DOCUMENT EXCERPT ▸
Health & Fitness | November 2, 2020 6:26 am

Kevin Love Is Backing the World’s First Mental Health Gym. So, What’s That?

Coa offers members an opportunity to take part in group or individual workouts that sanitize the mind

Kevin Love Is Backing the World's First Gym for Mental Health
Kevin Love of the Cleveland Cavaliers is backing Coa, a virtual gym offering mental health workouts.
Getty Images

In March of 2018, Cleveland Cavaliers forward Kevin Love penned an essay for The Players’ Tribune titled “Everyone Is Going Through Something” detailing his struggles with panic attacks and mental health.

“Mental health isn’t just an athlete thing. What you do for a living doesn’t have to define who you are. This is an everyone thing,” Love wrote. “No matter what our circumstances, we’re all carrying around things that hurt — and they can hurt us if we keep them buried inside. Not talking about our inner lives robs us of really getting to know ourselves and robs us of the chance to reach out to others in need.”

PROVIDED MATERIAL ▸
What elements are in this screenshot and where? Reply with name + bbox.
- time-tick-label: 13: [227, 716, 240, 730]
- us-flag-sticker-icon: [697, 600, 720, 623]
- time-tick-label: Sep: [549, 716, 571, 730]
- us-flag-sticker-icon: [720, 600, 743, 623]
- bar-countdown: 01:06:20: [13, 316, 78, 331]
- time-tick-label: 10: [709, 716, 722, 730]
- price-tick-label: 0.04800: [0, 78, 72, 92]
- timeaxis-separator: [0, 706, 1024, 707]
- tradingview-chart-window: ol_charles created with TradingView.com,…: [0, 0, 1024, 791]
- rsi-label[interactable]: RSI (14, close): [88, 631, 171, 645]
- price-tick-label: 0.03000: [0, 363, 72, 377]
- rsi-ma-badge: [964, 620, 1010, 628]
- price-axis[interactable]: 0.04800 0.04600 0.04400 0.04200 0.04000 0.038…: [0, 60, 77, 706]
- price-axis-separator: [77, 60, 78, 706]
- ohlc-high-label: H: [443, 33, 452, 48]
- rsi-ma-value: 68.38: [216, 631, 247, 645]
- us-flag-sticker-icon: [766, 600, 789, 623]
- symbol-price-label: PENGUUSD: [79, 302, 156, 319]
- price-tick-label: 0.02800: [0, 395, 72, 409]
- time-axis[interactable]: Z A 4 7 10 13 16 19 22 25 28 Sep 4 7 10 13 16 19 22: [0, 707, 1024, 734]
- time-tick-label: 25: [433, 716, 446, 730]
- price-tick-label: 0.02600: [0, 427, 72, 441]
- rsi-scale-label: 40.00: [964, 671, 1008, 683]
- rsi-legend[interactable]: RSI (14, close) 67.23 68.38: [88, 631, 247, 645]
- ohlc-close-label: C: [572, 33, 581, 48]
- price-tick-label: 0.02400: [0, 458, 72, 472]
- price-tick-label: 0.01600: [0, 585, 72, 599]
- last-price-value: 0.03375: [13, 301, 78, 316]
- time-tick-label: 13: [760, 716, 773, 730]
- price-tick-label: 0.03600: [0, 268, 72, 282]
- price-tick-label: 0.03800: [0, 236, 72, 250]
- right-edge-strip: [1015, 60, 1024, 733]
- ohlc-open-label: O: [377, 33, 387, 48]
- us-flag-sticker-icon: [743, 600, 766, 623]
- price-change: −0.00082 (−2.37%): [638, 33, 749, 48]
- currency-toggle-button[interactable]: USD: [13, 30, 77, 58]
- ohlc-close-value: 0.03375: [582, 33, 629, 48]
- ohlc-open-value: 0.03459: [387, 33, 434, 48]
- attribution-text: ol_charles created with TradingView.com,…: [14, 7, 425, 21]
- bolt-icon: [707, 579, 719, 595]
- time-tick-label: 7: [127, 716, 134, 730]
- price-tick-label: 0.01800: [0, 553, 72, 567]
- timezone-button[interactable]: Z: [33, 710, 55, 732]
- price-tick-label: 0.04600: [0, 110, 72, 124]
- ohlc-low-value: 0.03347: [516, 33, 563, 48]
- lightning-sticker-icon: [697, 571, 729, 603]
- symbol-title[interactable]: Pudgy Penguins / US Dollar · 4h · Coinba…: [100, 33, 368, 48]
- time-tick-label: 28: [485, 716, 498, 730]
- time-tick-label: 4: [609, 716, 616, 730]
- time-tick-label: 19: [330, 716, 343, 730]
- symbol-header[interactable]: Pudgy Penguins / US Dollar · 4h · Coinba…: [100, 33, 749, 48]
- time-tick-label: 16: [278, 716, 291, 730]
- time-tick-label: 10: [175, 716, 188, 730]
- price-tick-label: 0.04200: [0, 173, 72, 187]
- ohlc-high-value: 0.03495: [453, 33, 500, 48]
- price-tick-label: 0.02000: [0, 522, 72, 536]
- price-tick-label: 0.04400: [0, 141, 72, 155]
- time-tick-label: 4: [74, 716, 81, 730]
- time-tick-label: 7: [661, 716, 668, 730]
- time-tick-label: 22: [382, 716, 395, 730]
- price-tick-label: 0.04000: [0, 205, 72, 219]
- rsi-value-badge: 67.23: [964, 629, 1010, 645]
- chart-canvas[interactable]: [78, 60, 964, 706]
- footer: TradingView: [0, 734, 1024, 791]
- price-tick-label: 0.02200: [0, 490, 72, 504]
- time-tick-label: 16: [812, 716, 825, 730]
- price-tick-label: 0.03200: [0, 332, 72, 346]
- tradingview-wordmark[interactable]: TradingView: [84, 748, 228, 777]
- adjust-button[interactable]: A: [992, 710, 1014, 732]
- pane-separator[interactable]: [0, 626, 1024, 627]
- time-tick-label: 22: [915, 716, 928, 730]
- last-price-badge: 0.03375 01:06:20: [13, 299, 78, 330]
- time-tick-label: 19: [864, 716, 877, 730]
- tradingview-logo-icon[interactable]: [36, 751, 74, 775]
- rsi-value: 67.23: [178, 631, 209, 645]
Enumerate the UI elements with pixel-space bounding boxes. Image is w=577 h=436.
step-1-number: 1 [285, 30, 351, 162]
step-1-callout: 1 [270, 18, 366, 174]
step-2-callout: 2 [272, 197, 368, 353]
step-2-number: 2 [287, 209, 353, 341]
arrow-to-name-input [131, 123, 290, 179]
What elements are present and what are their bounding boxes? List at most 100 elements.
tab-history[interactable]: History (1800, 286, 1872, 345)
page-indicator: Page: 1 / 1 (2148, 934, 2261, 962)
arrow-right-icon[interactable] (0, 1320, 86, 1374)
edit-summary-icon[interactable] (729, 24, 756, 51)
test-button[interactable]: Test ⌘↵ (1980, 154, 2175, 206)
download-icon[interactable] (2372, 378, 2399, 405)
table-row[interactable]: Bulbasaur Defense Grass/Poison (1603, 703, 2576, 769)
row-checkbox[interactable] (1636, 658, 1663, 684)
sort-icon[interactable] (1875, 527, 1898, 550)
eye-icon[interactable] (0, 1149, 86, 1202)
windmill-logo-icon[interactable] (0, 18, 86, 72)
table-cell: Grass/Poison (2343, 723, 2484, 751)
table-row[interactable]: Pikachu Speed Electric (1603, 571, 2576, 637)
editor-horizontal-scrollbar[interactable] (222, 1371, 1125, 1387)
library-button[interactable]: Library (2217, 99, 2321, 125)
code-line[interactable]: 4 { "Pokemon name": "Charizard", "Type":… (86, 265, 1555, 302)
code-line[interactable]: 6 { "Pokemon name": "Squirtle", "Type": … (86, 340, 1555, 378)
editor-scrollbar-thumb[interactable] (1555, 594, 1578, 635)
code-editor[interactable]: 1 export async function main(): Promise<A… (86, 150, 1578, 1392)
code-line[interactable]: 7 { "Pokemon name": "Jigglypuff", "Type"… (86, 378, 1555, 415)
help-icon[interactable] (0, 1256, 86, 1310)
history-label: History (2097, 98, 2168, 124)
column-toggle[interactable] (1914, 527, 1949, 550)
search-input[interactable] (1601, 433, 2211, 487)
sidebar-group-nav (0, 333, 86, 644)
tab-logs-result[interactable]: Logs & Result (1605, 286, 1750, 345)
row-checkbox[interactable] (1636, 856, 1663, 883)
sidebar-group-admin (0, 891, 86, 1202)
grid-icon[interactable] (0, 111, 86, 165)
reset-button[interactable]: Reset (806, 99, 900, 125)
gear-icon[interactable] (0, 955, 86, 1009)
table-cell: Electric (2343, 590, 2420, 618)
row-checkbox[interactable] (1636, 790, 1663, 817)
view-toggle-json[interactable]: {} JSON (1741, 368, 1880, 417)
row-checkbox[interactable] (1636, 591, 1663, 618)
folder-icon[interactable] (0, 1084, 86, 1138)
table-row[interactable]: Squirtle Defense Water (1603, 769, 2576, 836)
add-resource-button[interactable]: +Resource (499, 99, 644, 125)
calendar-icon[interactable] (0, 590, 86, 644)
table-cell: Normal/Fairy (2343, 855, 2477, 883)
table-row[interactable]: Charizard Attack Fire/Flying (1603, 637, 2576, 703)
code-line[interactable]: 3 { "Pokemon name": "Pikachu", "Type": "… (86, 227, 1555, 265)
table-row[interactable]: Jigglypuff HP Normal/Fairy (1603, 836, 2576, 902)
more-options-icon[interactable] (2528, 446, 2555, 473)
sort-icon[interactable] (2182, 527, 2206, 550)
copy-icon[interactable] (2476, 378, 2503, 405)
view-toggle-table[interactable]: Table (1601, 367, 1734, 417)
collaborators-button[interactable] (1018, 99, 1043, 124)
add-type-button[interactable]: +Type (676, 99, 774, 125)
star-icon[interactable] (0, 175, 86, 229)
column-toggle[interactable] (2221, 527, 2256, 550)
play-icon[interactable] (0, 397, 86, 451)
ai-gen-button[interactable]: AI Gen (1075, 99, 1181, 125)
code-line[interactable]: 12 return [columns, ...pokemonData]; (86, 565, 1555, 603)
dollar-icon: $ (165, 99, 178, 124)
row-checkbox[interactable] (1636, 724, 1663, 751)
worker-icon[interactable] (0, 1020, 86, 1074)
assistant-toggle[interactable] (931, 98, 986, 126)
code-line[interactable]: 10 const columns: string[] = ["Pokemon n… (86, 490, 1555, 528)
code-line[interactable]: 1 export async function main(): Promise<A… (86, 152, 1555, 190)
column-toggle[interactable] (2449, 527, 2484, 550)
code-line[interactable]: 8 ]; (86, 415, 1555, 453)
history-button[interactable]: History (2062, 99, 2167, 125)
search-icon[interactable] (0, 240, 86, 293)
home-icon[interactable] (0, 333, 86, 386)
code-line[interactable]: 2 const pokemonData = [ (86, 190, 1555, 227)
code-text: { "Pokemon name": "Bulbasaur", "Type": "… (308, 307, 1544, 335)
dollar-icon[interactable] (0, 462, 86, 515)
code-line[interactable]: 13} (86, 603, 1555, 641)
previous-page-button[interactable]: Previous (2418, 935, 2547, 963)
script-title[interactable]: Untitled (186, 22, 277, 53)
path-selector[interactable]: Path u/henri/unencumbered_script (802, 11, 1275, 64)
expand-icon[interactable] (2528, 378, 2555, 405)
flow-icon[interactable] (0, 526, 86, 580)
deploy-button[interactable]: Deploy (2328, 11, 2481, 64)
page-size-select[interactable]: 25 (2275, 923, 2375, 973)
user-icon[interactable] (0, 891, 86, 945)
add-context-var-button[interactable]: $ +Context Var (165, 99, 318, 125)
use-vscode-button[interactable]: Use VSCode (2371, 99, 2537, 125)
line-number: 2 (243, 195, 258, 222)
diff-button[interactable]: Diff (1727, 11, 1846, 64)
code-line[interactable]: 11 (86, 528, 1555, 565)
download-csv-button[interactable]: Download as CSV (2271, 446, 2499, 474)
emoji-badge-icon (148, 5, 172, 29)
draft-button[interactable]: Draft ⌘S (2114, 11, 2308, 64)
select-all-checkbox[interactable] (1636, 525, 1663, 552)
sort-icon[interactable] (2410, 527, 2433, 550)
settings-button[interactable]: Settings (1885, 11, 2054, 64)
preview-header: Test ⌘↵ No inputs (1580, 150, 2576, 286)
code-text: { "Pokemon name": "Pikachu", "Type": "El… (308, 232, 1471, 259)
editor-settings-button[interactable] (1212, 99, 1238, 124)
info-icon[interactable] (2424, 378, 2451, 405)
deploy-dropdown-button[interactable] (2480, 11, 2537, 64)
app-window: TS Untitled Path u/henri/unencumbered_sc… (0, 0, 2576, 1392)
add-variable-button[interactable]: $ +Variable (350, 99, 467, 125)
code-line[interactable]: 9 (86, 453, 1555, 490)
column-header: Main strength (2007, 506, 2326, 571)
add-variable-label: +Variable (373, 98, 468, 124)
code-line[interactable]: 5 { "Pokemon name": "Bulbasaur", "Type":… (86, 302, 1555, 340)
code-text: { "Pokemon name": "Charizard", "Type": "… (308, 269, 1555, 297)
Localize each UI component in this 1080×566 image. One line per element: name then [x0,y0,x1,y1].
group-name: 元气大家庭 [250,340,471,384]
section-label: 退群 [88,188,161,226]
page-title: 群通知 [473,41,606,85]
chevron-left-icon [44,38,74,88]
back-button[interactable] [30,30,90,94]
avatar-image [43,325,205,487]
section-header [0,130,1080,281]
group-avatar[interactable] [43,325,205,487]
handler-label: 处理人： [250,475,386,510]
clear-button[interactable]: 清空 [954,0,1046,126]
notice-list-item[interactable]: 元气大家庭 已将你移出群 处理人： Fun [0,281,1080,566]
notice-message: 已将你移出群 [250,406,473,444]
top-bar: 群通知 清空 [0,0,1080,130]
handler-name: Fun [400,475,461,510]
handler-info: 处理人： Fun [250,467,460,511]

WHAT YOU NEED TO DO ▸
1. In the article about Kevin Love and the mental health gym, why does Love say people are harmed by not talking about their inner lives? Answer in one to three sentences.
2. Continue the article about Kevin Love and the mental health gym from the end of the quoted passage.

RESPONSES PER TASK ▸
1. Love says everyone carries things that hurt, and those things can hurt us if we keep them buried inside. Not talking about our inner lives robs us of really getting to know ourselves. It also robs us of the chance to reach out to others in need.

2.
Since then, the five-time All-Star has been a vocal advocate for mental health, creating the Kevin Love Fund to provide in-need individuals with the necessary tools to achieve physical and emotional well-being. Now Love is one of the investors backing a new venture called Coa that bills itself as the world’s first gym for mental health.

Conceived of by company co-founder and CEO Alexa Meyer when she was walking around San Francisco and realized there were gyms catering to physical health on every corner but no visible options to work on emotional health, Coa offers both group classes and one-on-one mental fitness sessions with licensed therapists that have been specially matched with their client.

With backers including Casper founder Neil Parikh and several angel investors in addition to Love, Coa tested its emotional fitness curriculum at mental health pop-up gyms in cities like New York, San Francisco, L.A., Vancouver and Toronto, as well as offering employees at companies like Asana and Spotify the opportunity to take part in sessions.

The pop-ups were successful enough that a plan to open brick-and-mortar therapy gyms was put into place, but due to COVID-19, the company has pivoted to offering its group classes and one-on-one sessions online. According to Coa co-founder and chief clinical officer Dr. Emily Anhalt, a the company has seen a 900-percent increase in demand because of the pandemic.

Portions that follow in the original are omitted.